Dataset records of document pages:
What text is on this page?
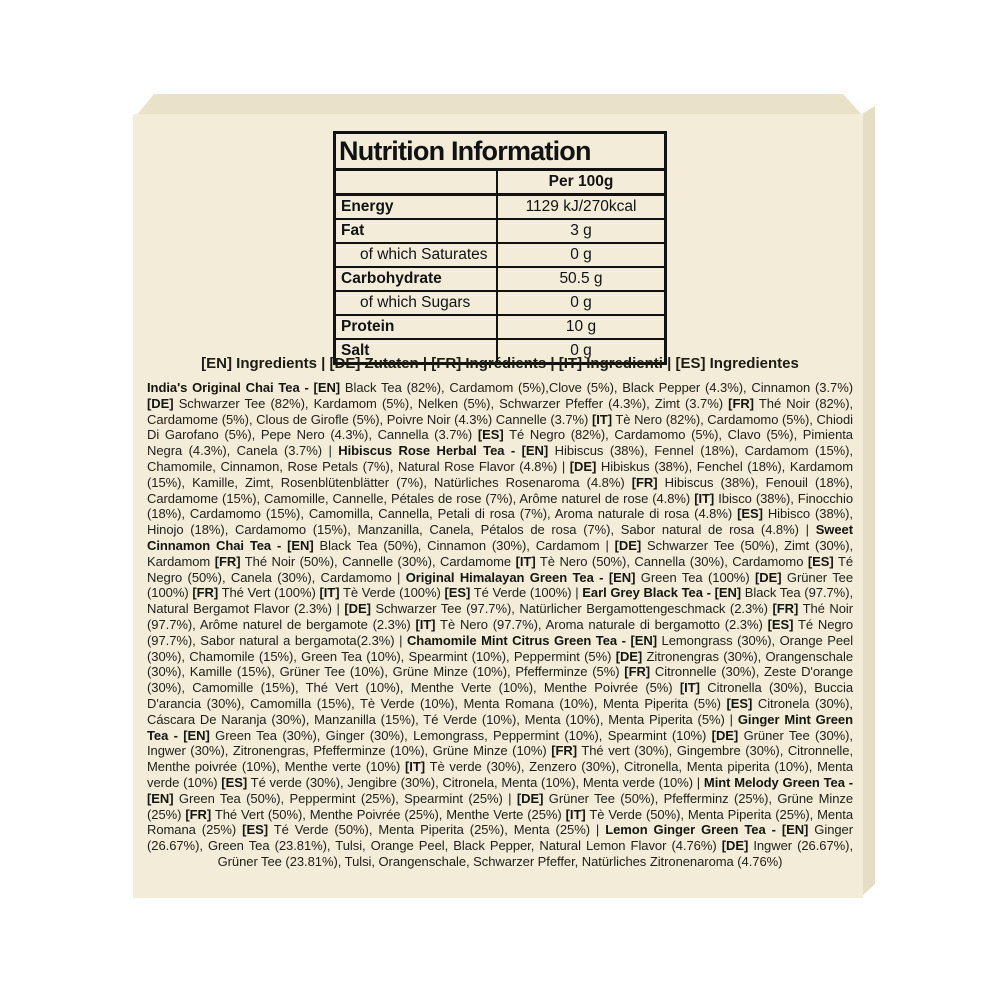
Nutrition Information
Per 100g
Energy	1129 kJ/270kcal
Fat	3 g
of which Saturates	0 g
Carbohydrate	50.5 g
of which Sugars	0 g
Protein	10 g
Salt	0 g
[EN] Ingredients | [DE] Zutaten | [FR] Ingrédients | [IT] Ingredienti | [ES] Ingredientes
India's Original Chai Tea - [EN] Black Tea (82%), Cardamom (5%),Clove (5%), Black Pepper (4.3%), Cinnamon (3.7%) [DE] Schwarzer Tee (82%), Kardamom (5%), Nelken (5%), Schwarzer Pfeffer (4.3%), Zimt (3.7%) [FR] Thé Noir (82%), Cardamome (5%), Clous de Girofle (5%), Poivre Noir (4.3%) Cannelle (3.7%) [IT] Tè Nero (82%), Cardamomo (5%), Chiodi Di Garofano (5%), Pepe Nero (4.3%), Cannella (3.7%) [ES] Té Negro (82%), Cardamomo (5%), Clavo (5%), Pimienta Negra (4.3%), Canela (3.7%) | Hibiscus Rose Herbal Tea - [EN] Hibiscus (38%), Fennel (18%), Cardamom (15%), Chamomile, Cinnamon, Rose Petals (7%), Natural Rose Flavor (4.8%) | [DE] Hibiskus (38%), Fenchel (18%), Kardamom (15%), Kamille, Zimt, Rosenblütenblätter (7%), Natürliches Rosenaroma (4.8%) [FR] Hibiscus (38%), Fenouil (18%), Cardamome (15%), Camomille, Cannelle, Pétales de rose (7%), Arôme naturel de rose (4.8%) [IT] Ibisco (38%), Finocchio (18%), Cardamomo (15%), Camomilla, Cannella, Petali di rosa (7%), Aroma naturale di rosa (4.8%) [ES] Hibisco (38%), Hinojo (18%), Cardamomo (15%), Manzanilla, Canela, Pétalos de rosa (7%), Sabor natural de rosa (4.8%) | Sweet Cinnamon Chai Tea - [EN] Black Tea (50%), Cinnamon (30%), Cardamom | [DE] Schwarzer Tee (50%), Zimt (30%), Kardamom [FR] Thé Noir (50%), Cannelle (30%), Cardamome [IT] Tè Nero (50%), Cannella (30%), Cardamomo [ES] Té Negro (50%), Canela (30%), Cardamomo | Original Himalayan Green Tea - [EN] Green Tea (100%) [DE] Grüner Tee (100%) [FR] Thé Vert (100%) [IT] Tè Verde (100%) [ES] Té Verde (100%) | Earl Grey Black Tea - [EN] Black Tea (97.7%), Natural Bergamot Flavor (2.3%) | [DE] Schwarzer Tee (97.7%), Natürlicher Bergamottengeschmack (2.3%) [FR] Thé Noir (97.7%), Arôme naturel de bergamote (2.3%) [IT] Tè Nero (97.7%), Aroma naturale di bergamotto (2.3%) [ES] Té Negro (97.7%), Sabor natural a bergamota(2.3%) | Chamomile Mint Citrus Green Tea - [EN] Lemongrass (30%), Orange Peel (30%), Chamomile (15%), Green Tea (10%), Spearmint (10%), Peppermint (5%) [DE] Zitronengras (30%), Orangenschale (30%), Kamille (15%), Grüner Tee (10%), Grüne Minze (10%), Pfefferminze (5%) [FR] Citronnelle (30%), Zeste D'orange (30%), Camomille (15%), Thé Vert (10%), Menthe Verte (10%), Menthe Poivrée (5%) [IT] Citronella (30%), Buccia D'arancia (30%), Camomilla (15%), Tè Verde (10%), Menta Romana (10%), Menta Piperita (5%) [ES] Citronela (30%), Cáscara De Naranja (30%), Manzanilla (15%), Té Verde (10%), Menta (10%), Menta Piperita (5%) | Ginger Mint Green Tea - [EN] Green Tea (30%), Ginger (30%), Lemongrass, Peppermint (10%), Spearmint (10%) [DE] Grüner Tee (30%), Ingwer (30%), Zitronengras, Pfefferminze (10%), Grüne Minze (10%) [FR] Thé vert (30%), Gingembre (30%), Citronnelle, Menthe poivrée (10%), Menthe verte (10%) [IT] Tè verde (30%), Zenzero (30%), Citronella, Menta piperita (10%), Menta verde (10%) [ES] Té verde (30%), Jengibre (30%), Citronela, Menta (10%), Menta verde (10%) | Mint Melody Green Tea - [EN] Green Tea (50%), Peppermint (25%), Spearmint (25%) | [DE] Grüner Tee (50%), Pfefferminz (25%), Grüne Minze (25%) [FR] Thé Vert (50%), Menthe Poivrée (25%), Menthe Verte (25%) [IT] Tè Verde (50%), Menta Piperita (25%), Menta Romana (25%) [ES] Té Verde (50%), Menta Piperita (25%), Menta (25%) | Lemon Ginger Green Tea - [EN] Ginger (26.67%), Green Tea (23.81%), Tulsi, Orange Peel, Black Pepper, Natural Lemon Flavor (4.76%) [DE] Ingwer (26.67%), Grüner Tee (23.81%), Tulsi, Orangenschale, Schwarzer Pfeffer, Natürliches Zitronenaroma (4.76%)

**WHAT YOU WILL DO:** The job is to copy all the records precisely while omitting any picture.

**EXERCISE RESPONSE:**
What text is on this page?
Nutrition Information
Per 100g
Energy	1129 kJ/270kcal
Fat	3 g
of which Saturates	0 g
Carbohydrate	50.5 g
of which Sugars	0 g
Protein	10 g
Salt	0 g
[EN] Ingredients | [DE] Zutaten | [FR] Ingrédients | [IT] Ingredienti | [ES] Ingredientes
India's Original Chai Tea - [EN] Black Tea (82%), Cardamom (5%),Clove (5%), Black Pepper (4.3%), Cinnamon (3.7%) [DE] Schwarzer Tee (82%), Kardamom (5%), Nelken (5%), Schwarzer Pfeffer (4.3%), Zimt (3.7%) [FR] Thé Noir (82%), Cardamome (5%), Clous de Girofle (5%), Poivre Noir (4.3%) Cannelle (3.7%) [IT] Tè Nero (82%), Cardamomo (5%), Chiodi Di Garofano (5%), Pepe Nero (4.3%), Cannella (3.7%) [ES] Té Negro (82%), Cardamomo (5%), Clavo (5%), Pimienta Negra (4.3%), Canela (3.7%) | Hibiscus Rose Herbal Tea - [EN] Hibiscus (38%), Fennel (18%), Cardamom (15%), Chamomile, Cinnamon, Rose Petals (7%), Natural Rose Flavor (4.8%) | [DE] Hibiskus (38%), Fenchel (18%), Kardamom (15%), Kamille, Zimt, Rosenblütenblätter (7%), Natürliches Rosenaroma (4.8%) [FR] Hibiscus (38%), Fenouil (18%), Cardamome (15%), Camomille, Cannelle, Pétales de rose (7%), Arôme naturel de rose (4.8%) [IT] Ibisco (38%), Finocchio (18%), Cardamomo (15%), Camomilla, Cannella, Petali di rosa (7%), Aroma naturale di rosa (4.8%) [ES] Hibisco (38%), Hinojo (18%), Cardamomo (15%), Manzanilla, Canela, Pétalos de rosa (7%), Sabor natural de rosa (4.8%) | Sweet Cinnamon Chai Tea - [EN] Black Tea (50%), Cinnamon (30%), Cardamom | [DE] Schwarzer Tee (50%), Zimt (30%), Kardamom [FR] Thé Noir (50%), Cannelle (30%), Cardamome [IT] Tè Nero (50%), Cannella (30%), Cardamomo [ES] Té Negro (50%), Canela (30%), Cardamomo | Original Himalayan Green Tea - [EN] Green Tea (100%) [DE] Grüner Tee (100%) [FR] Thé Vert (100%) [IT] Tè Verde (100%) [ES] Té Verde (100%) | Earl Grey Black Tea - [EN] Black Tea (97.7%), Natural Bergamot Flavor (2.3%) | [DE] Schwarzer Tee (97.7%), Natürlicher Bergamottengeschmack (2.3%) [FR] Thé Noir (97.7%), Arôme naturel de bergamote (2.3%) [IT] Tè Nero (97.7%), Aroma naturale di bergamotto (2.3%) [ES] Té Negro (97.7%), Sabor natural a bergamota(2.3%) | Chamomile Mint Citrus Green Tea - [EN] Lemongrass (30%), Orange Peel (30%), Chamomile (15%), Green Tea (10%), Spearmint (10%), Peppermint (5%) [DE] Zitronengras (30%), Orangenschale (30%), Kamille (15%), Grüner Tee (10%), Grüne Minze (10%), Pfefferminze (5%) [FR] Citronnelle (30%), Zeste D'orange (30%), Camomille (15%), Thé Vert (10%), Menthe Verte (10%), Menthe Poivrée (5%) [IT] Citronella (30%), Buccia D'arancia (30%), Camomilla (15%), Tè Verde (10%), Menta Romana (10%), Menta Piperita (5%) [ES] Citronela (30%), Cáscara De Naranja (30%), Manzanilla (15%), Té Verde (10%), Menta (10%), Menta Piperita (5%) | Ginger Mint Green Tea - [EN] Green Tea (30%), Ginger (30%), Lemongrass, Peppermint (10%), Spearmint (10%) [DE] Grüner Tee (30%), Ingwer (30%), Zitronengras, Pfefferminze (10%), Grüne Minze (10%) [FR] Thé vert (30%), Gingembre (30%), Citronnelle, Menthe poivrée (10%), Menthe verte (10%) [IT] Tè verde (30%), Zenzero (30%), Citronella, Menta piperita (10%), Menta verde (10%) [ES] Té verde (30%), Jengibre (30%), Citronela, Menta (10%), Menta verde (10%) | Mint Melody Green Tea - [EN] Green Tea (50%), Peppermint (25%), Spearmint (25%) | [DE] Grüner Tee (50%), Pfefferminz (25%), Grüne Minze (25%) [FR] Thé Vert (50%), Menthe Poivrée (25%), Menthe Verte (25%) [IT] Tè Verde (50%), Menta Piperita (25%), Menta Romana (25%) [ES] Té Verde (50%), Menta Piperita (25%), Menta (25%) | Lemon Ginger Green Tea - [EN] Ginger (26.67%), Green Tea (23.81%), Tulsi, Orange Peel, Black Pepper, Natural Lemon Flavor (4.76%) [DE] Ingwer (26.67%), Grüner Tee (23.81%), Tulsi, Orangenschale, Schwarzer Pfeffer, Natürliches Zitronenaroma (4.76%)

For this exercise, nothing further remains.